## MATERIAL SUPPLIED

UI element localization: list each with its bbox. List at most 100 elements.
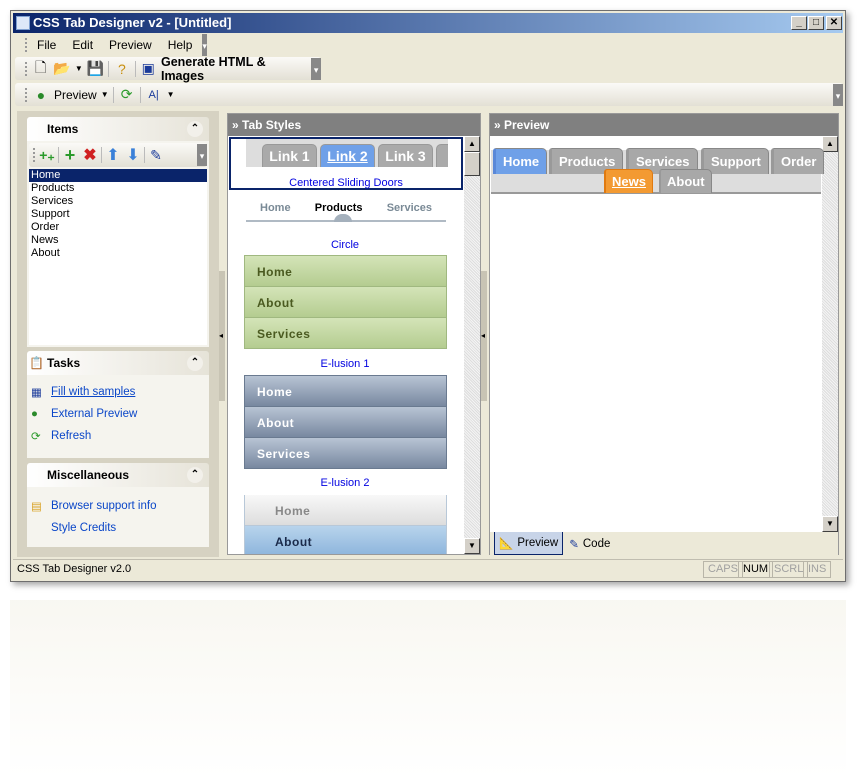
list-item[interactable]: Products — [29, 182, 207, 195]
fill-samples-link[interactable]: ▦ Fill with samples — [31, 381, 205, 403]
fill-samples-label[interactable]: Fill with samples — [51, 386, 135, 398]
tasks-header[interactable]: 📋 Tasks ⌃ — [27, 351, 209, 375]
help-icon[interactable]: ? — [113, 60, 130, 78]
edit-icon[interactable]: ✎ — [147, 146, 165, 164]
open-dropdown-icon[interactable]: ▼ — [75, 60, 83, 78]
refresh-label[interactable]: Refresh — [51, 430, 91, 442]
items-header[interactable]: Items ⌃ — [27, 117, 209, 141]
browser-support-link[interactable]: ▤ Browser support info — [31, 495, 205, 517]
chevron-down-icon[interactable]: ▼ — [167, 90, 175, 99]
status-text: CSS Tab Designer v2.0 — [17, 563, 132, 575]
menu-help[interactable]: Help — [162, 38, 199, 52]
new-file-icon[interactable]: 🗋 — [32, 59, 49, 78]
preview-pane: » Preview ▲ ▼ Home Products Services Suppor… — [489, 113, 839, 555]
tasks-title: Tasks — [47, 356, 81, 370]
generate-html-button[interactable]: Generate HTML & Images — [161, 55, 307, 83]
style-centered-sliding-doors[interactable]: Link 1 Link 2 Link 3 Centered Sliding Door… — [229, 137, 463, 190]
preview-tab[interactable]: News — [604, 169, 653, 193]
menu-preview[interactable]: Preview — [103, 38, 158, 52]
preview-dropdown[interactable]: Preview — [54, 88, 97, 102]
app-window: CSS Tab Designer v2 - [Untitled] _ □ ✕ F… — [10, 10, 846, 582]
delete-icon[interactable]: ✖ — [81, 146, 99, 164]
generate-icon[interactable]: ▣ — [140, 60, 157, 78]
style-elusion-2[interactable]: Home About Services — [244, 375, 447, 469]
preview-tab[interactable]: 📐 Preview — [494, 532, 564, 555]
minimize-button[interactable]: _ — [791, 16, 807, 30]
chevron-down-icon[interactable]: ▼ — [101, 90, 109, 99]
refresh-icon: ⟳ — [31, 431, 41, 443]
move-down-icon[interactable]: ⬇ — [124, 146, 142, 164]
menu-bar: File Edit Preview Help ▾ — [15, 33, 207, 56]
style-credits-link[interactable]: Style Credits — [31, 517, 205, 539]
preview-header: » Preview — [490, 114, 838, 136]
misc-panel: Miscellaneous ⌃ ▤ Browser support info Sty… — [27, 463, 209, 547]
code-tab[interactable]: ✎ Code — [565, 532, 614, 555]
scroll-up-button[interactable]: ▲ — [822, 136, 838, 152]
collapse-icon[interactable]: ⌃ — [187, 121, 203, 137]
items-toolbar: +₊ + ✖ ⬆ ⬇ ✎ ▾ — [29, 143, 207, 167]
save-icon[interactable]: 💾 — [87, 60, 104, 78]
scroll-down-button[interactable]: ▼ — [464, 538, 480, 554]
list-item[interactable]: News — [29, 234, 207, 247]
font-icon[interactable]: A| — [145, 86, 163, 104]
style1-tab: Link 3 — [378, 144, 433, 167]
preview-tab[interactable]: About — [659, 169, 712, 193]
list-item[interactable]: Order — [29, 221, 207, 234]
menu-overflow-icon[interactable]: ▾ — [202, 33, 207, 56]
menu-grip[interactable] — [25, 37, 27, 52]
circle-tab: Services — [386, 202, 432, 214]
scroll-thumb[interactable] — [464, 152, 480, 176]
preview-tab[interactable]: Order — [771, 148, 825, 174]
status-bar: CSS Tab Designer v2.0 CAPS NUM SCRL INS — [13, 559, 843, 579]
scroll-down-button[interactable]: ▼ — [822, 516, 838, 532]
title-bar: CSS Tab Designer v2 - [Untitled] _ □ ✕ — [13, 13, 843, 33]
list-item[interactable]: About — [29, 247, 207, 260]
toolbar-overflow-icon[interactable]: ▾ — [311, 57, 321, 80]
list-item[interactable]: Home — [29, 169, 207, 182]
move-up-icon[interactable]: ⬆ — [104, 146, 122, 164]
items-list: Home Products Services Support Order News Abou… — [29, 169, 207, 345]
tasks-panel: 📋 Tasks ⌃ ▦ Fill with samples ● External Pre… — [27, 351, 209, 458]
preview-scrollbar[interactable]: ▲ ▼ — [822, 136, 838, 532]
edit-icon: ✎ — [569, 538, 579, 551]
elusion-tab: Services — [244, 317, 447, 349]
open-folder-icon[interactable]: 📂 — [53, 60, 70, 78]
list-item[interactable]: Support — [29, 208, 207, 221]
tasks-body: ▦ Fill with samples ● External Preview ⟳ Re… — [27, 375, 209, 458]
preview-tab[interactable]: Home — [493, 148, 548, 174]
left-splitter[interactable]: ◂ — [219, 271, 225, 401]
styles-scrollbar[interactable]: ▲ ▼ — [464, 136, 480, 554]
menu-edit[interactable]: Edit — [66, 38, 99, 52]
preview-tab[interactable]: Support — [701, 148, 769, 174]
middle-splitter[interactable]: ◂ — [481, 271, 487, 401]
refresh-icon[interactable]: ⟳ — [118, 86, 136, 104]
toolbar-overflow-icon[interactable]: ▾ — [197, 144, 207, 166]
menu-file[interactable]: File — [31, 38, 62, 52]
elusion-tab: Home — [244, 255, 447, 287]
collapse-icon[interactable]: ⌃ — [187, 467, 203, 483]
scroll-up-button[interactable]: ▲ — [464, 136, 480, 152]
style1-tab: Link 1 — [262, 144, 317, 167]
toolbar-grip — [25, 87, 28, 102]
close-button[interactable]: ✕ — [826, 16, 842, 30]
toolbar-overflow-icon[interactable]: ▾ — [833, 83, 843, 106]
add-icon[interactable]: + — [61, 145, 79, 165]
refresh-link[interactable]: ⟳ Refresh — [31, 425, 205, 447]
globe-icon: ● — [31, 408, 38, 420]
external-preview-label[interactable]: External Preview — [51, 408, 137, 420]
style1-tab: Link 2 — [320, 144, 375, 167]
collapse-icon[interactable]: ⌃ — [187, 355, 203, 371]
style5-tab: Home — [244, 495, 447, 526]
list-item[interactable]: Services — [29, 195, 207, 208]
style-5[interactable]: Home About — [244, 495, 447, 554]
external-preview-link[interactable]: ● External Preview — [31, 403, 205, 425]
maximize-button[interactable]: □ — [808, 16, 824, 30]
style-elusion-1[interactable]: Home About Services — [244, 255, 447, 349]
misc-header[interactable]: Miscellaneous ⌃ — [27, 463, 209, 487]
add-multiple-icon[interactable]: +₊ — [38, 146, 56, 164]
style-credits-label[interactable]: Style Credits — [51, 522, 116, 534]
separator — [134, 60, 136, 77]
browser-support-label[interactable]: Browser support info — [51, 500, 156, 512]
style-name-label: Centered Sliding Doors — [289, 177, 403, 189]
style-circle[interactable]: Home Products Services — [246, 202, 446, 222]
---
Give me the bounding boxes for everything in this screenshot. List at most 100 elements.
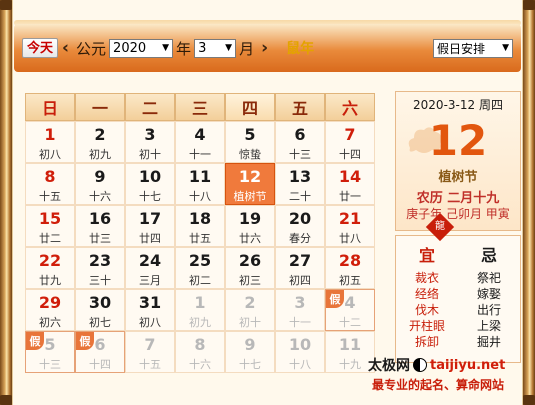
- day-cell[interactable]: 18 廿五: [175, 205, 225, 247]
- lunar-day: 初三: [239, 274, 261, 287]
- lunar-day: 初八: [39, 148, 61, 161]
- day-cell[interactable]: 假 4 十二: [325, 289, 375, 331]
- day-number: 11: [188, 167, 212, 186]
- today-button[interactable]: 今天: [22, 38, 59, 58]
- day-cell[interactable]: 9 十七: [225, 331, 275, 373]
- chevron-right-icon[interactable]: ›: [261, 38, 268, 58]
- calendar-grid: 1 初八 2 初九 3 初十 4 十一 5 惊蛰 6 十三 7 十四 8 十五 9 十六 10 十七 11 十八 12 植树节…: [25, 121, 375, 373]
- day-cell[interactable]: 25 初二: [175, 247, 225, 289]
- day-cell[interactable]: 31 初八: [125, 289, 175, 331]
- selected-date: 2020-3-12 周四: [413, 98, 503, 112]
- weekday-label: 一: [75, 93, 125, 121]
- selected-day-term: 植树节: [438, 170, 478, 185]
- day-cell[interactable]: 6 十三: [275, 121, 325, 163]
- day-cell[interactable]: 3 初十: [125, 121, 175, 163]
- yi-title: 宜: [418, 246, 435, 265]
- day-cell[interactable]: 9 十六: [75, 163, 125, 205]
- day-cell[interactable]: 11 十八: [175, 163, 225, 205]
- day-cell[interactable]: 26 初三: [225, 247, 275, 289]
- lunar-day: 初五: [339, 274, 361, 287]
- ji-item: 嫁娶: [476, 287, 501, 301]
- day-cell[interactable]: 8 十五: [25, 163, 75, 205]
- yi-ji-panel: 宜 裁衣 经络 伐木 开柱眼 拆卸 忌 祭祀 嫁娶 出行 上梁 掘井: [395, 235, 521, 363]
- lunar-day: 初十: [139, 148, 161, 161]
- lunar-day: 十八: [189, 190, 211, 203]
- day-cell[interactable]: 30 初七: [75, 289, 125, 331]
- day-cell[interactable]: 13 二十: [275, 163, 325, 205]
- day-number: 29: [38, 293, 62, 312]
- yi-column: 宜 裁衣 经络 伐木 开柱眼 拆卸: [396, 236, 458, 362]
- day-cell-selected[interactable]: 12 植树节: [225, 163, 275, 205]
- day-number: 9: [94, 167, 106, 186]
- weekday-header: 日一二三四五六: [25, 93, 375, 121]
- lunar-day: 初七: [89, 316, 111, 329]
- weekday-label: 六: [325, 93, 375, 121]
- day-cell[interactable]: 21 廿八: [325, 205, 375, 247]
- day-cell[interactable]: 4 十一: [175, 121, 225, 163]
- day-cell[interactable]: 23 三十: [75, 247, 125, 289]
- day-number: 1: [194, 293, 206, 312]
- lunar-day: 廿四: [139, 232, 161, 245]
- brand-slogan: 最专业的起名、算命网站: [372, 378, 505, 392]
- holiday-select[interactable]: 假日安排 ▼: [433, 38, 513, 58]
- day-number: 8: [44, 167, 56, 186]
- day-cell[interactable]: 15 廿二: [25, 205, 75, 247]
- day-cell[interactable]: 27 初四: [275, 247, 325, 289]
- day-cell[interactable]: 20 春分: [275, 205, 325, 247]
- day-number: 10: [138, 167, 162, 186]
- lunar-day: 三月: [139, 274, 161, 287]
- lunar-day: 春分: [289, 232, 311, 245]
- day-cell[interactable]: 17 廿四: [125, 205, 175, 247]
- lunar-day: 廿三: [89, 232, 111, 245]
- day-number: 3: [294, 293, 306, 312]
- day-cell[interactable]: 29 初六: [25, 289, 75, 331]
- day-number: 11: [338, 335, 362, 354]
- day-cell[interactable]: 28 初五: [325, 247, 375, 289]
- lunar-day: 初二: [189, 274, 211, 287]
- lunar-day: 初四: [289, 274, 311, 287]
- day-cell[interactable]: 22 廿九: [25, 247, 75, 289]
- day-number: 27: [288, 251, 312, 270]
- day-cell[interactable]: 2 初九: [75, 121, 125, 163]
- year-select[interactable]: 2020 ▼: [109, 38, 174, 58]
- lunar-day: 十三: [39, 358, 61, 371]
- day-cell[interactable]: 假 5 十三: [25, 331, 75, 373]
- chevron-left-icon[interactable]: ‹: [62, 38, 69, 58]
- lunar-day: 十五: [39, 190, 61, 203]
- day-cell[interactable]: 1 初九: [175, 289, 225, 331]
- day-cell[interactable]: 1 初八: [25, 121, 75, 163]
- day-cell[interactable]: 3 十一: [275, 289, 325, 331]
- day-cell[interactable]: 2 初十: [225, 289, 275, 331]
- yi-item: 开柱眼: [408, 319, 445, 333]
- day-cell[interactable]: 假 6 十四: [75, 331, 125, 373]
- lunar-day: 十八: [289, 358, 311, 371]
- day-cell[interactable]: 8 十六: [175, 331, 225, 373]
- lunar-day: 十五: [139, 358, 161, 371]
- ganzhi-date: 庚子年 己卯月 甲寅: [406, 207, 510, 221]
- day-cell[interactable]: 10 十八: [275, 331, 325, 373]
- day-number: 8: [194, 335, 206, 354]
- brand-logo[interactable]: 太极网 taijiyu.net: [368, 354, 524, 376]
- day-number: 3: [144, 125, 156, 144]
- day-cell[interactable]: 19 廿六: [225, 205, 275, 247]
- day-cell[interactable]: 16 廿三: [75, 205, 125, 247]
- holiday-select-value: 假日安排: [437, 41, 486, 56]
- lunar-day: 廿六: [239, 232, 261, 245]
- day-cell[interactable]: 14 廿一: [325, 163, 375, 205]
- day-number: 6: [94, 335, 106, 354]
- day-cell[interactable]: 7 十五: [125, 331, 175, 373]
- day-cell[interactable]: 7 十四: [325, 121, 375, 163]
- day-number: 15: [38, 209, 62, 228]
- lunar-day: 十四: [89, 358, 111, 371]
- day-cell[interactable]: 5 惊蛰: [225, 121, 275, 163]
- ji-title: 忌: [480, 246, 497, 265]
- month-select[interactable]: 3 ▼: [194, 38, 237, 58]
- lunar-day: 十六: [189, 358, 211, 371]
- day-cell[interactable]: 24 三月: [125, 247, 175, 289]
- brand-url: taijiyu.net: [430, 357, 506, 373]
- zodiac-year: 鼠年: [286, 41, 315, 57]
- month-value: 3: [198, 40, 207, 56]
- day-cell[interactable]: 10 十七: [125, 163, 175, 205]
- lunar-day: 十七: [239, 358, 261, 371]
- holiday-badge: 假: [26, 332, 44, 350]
---
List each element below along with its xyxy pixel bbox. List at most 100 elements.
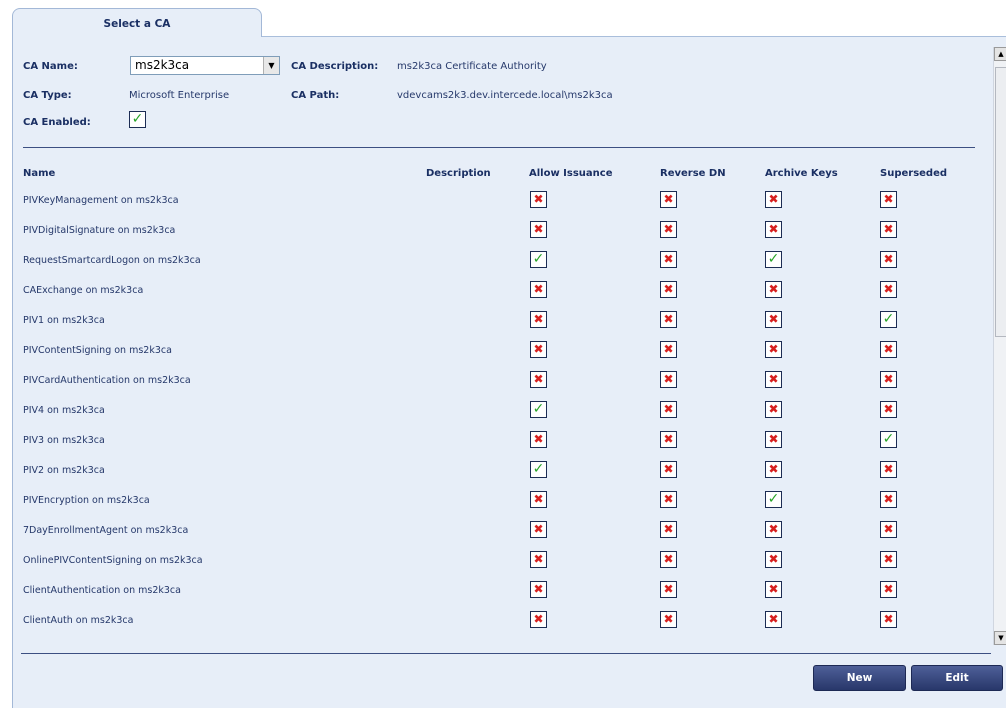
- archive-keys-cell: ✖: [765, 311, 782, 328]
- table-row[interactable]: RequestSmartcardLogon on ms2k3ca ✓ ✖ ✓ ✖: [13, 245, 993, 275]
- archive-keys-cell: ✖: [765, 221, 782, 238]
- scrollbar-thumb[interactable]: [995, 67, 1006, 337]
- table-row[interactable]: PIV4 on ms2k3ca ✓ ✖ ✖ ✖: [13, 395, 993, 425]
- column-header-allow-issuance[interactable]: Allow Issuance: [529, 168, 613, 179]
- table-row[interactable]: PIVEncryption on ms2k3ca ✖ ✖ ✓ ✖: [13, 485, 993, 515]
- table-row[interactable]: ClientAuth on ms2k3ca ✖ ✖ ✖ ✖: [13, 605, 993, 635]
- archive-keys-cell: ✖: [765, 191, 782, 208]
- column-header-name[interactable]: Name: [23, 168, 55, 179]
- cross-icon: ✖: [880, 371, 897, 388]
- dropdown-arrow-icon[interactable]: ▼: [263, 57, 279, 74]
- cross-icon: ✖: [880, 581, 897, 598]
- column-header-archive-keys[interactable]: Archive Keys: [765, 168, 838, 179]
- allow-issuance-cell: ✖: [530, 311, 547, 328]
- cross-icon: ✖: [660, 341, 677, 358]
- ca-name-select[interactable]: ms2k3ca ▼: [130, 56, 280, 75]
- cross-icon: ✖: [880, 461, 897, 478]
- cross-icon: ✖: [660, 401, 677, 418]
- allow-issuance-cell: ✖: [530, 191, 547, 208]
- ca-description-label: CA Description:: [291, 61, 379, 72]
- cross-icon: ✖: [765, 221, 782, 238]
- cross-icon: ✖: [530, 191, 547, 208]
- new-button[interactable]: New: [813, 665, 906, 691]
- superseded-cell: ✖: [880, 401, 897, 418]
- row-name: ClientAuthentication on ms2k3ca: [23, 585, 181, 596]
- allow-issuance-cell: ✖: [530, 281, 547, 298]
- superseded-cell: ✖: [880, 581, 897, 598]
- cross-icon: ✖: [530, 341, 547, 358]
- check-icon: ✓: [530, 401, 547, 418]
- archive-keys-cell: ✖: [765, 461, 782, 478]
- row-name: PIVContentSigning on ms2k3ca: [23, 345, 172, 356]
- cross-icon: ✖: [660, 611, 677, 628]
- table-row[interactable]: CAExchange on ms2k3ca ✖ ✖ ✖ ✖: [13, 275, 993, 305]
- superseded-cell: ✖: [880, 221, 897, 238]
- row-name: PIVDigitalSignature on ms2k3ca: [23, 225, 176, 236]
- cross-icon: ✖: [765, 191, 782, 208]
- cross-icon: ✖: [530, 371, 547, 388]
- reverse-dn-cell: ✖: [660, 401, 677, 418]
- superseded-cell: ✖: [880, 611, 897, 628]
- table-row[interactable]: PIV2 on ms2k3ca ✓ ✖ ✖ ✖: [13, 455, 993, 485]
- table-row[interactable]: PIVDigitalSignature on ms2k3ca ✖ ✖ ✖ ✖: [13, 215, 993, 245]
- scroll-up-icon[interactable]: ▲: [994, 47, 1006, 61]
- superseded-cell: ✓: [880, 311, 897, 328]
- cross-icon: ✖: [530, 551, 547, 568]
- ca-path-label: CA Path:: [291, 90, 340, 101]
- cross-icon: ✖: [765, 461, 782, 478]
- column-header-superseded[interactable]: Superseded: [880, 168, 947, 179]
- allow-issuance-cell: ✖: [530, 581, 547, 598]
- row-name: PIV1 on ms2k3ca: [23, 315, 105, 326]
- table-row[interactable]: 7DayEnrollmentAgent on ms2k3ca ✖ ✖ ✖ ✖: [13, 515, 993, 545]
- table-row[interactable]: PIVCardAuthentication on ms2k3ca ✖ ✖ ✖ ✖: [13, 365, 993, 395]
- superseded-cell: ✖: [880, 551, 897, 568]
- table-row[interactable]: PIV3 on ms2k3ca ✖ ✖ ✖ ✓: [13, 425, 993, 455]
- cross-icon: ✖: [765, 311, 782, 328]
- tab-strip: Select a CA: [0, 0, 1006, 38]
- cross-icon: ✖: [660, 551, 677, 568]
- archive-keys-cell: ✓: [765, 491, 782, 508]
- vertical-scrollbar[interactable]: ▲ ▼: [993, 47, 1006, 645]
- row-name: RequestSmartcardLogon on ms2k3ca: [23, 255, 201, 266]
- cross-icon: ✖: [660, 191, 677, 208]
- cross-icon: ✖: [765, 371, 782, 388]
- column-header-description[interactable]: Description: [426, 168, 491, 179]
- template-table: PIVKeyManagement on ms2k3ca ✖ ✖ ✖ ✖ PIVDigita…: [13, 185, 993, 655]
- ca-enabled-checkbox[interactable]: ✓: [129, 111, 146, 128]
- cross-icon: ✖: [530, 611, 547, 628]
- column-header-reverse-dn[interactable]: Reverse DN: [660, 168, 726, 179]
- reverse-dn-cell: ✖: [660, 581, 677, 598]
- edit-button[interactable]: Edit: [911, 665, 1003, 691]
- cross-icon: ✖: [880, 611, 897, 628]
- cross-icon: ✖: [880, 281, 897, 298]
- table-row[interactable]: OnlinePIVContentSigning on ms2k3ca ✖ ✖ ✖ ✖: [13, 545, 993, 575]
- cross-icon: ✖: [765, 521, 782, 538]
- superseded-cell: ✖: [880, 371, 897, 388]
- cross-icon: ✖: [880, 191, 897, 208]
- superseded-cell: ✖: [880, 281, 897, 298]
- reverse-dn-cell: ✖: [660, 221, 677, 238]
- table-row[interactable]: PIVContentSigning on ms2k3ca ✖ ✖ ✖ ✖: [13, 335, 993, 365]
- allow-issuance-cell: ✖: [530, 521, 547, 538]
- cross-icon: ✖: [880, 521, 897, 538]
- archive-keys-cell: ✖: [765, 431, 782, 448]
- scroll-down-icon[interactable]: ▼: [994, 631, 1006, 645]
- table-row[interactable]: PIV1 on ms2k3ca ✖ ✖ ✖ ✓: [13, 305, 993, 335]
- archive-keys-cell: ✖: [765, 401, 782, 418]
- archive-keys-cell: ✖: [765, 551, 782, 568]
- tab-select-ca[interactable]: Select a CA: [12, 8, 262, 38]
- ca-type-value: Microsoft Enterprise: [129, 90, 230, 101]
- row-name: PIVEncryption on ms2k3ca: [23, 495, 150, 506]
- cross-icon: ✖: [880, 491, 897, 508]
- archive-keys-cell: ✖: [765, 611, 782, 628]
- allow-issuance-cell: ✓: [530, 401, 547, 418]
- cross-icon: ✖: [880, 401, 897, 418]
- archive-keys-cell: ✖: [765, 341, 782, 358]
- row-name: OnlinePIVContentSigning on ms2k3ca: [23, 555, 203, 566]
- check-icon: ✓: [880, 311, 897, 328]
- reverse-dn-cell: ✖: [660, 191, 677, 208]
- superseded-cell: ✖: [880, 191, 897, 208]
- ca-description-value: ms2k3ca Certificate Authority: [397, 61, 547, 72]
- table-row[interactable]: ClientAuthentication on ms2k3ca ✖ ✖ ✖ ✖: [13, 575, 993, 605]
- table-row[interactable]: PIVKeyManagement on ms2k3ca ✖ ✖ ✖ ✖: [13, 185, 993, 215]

## AIM
Could you set down, word for word, the material beginning with the line that contains "list-item[interactable]: Products —" and continuing through the line that contains "preview-tab[interactable]: 📐 Preview", with both of those lines included?

## OUTPUT BELOW
list-item[interactable]: Products — [29, 182, 207, 195]
fill-samples-link[interactable]: ▦ Fill with samples — [31, 381, 205, 403]
fill-samples-label[interactable]: Fill with samples — [51, 386, 135, 398]
tasks-header[interactable]: 📋 Tasks ⌃ — [27, 351, 209, 375]
help-icon[interactable]: ? — [113, 60, 130, 78]
edit-icon[interactable]: ✎ — [147, 146, 165, 164]
open-dropdown-icon[interactable]: ▼ — [75, 60, 83, 78]
refresh-label[interactable]: Refresh — [51, 430, 91, 442]
items-header[interactable]: Items ⌃ — [27, 117, 209, 141]
browser-support-link[interactable]: ▤ Browser support info — [31, 495, 205, 517]
chevron-down-icon[interactable]: ▼ — [167, 90, 175, 99]
status-text: CSS Tab Designer v2.0 — [17, 563, 132, 575]
menu-help[interactable]: Help — [162, 38, 199, 52]
new-file-icon[interactable]: 🗋 — [32, 59, 49, 78]
preview-pane: » Preview ▲ ▼ Home Products Services Suppor… — [489, 113, 839, 555]
tasks-title: Tasks — [47, 356, 81, 370]
generate-html-button[interactable]: Generate HTML & Images — [161, 55, 307, 83]
style-centered-sliding-doors[interactable]: Link 1 Link 2 Link 3 Centered Sliding Door… — [229, 137, 463, 190]
preview-tab[interactable]: News — [604, 169, 653, 193]
menu-preview[interactable]: Preview — [103, 38, 158, 52]
preview-dropdown[interactable]: Preview — [54, 88, 97, 102]
app-window: CSS Tab Designer v2 - [Untitled] _ □ ✕ F… — [10, 10, 846, 582]
delete-icon[interactable]: ✖ — [81, 146, 99, 164]
generate-icon[interactable]: ▣ — [140, 60, 157, 78]
style-elusion-2[interactable]: Home About Services — [244, 375, 447, 469]
preview-tab[interactable]: 📐 Preview — [494, 532, 564, 555]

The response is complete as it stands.